* begin PROVIDED DATA *

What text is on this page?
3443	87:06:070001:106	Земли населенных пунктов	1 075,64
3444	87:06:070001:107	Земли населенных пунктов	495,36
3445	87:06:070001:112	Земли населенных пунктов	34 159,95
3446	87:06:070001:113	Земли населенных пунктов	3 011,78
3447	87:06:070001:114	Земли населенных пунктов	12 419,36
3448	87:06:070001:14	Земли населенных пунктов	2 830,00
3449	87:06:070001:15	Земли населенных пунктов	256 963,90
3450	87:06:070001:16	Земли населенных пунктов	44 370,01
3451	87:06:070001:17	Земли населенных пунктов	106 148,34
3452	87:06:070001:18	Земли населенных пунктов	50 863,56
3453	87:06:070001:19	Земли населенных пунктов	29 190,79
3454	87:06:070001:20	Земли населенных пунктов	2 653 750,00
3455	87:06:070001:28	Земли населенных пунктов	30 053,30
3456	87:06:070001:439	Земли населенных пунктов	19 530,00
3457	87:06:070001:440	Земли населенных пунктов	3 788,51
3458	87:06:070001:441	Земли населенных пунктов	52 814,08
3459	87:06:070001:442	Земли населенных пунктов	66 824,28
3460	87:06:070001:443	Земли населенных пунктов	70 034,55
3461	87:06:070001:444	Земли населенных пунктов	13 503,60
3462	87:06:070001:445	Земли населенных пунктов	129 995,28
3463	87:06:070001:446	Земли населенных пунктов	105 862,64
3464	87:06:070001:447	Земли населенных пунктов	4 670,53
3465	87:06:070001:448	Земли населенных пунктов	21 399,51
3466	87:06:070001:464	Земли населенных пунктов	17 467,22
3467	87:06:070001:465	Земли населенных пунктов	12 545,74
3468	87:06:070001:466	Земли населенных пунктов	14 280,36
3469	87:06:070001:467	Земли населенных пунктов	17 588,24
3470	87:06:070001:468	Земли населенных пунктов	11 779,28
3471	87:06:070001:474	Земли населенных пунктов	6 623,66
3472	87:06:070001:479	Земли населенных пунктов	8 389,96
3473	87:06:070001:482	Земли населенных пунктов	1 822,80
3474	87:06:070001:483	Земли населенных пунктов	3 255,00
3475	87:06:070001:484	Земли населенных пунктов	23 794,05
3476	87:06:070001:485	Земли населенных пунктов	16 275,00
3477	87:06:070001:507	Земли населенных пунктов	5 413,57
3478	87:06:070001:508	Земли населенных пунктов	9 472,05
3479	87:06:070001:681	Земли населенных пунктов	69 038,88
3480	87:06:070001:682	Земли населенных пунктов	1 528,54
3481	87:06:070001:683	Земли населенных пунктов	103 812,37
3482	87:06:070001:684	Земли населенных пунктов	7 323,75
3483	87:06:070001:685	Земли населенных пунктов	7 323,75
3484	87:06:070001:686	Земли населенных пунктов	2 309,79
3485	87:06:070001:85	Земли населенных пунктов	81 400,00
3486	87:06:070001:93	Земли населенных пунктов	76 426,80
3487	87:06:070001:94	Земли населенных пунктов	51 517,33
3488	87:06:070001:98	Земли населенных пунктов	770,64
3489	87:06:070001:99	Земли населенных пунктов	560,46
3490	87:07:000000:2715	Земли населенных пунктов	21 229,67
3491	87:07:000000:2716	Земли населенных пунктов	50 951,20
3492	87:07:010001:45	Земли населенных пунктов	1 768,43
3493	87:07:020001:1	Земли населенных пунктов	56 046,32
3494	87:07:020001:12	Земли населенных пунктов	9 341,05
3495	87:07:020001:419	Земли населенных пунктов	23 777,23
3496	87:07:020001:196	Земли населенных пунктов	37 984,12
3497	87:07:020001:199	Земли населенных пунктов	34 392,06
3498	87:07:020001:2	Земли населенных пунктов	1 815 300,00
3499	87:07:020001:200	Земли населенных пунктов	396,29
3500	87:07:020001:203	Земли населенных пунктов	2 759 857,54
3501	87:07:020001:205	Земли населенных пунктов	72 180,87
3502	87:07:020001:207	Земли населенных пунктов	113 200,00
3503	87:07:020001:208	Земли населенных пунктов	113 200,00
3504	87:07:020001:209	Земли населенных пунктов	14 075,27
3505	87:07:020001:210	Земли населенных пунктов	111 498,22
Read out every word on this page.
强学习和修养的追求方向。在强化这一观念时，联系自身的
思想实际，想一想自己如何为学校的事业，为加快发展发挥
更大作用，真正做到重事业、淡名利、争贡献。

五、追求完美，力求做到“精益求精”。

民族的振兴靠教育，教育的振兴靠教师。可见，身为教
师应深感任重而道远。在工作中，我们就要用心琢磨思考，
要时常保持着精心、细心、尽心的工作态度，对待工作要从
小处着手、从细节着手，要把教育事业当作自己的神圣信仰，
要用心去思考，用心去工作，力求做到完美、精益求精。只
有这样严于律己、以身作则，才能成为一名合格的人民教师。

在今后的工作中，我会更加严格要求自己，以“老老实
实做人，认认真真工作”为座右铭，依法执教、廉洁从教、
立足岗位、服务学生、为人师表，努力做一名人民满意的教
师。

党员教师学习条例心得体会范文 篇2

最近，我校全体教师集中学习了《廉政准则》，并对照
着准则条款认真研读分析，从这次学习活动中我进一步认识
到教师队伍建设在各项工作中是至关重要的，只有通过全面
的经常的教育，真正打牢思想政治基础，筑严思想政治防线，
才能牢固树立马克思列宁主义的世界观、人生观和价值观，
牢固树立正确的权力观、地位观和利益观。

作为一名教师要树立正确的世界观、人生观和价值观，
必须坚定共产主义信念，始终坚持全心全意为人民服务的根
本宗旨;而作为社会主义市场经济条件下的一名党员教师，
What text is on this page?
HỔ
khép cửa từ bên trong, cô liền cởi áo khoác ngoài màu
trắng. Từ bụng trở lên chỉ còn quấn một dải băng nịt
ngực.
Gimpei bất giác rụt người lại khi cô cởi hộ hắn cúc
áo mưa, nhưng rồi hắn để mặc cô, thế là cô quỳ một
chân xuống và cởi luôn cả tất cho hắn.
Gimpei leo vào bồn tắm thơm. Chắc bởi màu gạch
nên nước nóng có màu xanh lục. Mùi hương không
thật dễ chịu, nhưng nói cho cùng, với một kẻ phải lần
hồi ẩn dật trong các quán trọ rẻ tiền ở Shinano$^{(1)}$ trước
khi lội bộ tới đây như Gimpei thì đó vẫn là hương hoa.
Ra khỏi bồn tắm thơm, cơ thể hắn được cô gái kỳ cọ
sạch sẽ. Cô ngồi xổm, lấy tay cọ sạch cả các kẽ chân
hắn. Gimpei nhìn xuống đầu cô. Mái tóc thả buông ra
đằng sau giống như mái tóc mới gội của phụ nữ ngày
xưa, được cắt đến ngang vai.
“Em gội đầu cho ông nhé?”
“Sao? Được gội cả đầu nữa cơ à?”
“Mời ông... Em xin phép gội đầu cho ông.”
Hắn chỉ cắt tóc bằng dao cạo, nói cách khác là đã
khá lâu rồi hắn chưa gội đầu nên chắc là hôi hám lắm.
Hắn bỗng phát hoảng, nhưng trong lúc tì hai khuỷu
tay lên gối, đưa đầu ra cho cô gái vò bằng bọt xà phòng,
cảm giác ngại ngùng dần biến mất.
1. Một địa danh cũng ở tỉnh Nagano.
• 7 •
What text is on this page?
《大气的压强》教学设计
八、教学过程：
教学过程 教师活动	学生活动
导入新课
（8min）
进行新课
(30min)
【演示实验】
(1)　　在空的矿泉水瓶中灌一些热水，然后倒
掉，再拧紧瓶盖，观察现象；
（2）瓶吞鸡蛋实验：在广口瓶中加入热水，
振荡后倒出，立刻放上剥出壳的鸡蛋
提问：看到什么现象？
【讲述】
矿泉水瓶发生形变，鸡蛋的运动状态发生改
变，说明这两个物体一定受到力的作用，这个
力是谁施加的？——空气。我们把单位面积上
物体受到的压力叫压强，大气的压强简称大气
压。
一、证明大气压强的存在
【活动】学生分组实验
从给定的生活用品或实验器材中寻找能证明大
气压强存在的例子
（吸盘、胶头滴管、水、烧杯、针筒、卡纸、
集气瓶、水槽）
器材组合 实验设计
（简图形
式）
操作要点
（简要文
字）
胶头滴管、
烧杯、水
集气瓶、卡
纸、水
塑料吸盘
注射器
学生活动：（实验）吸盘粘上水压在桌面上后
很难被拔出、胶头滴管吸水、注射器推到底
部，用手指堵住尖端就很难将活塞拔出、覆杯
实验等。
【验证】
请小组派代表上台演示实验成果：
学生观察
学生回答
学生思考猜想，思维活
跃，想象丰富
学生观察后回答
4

* end PROVIDED DATA *

• _DIRECTION_
Pull out each line of the listing that holds the string "Gimpei".

• _EXPECTED ANSWER_
Gimpei bất giác rụt người lại khi cô cởi hộ hắn cúc
Gimpei leo vào bồn tắm thơm. Chắc bởi màu gạch
khi lội bộ tới đây như Gimpei thì đó vẫn là hương hoa.
hắn. Gimpei nhìn xuống đầu cô. Mái tóc thả buông ra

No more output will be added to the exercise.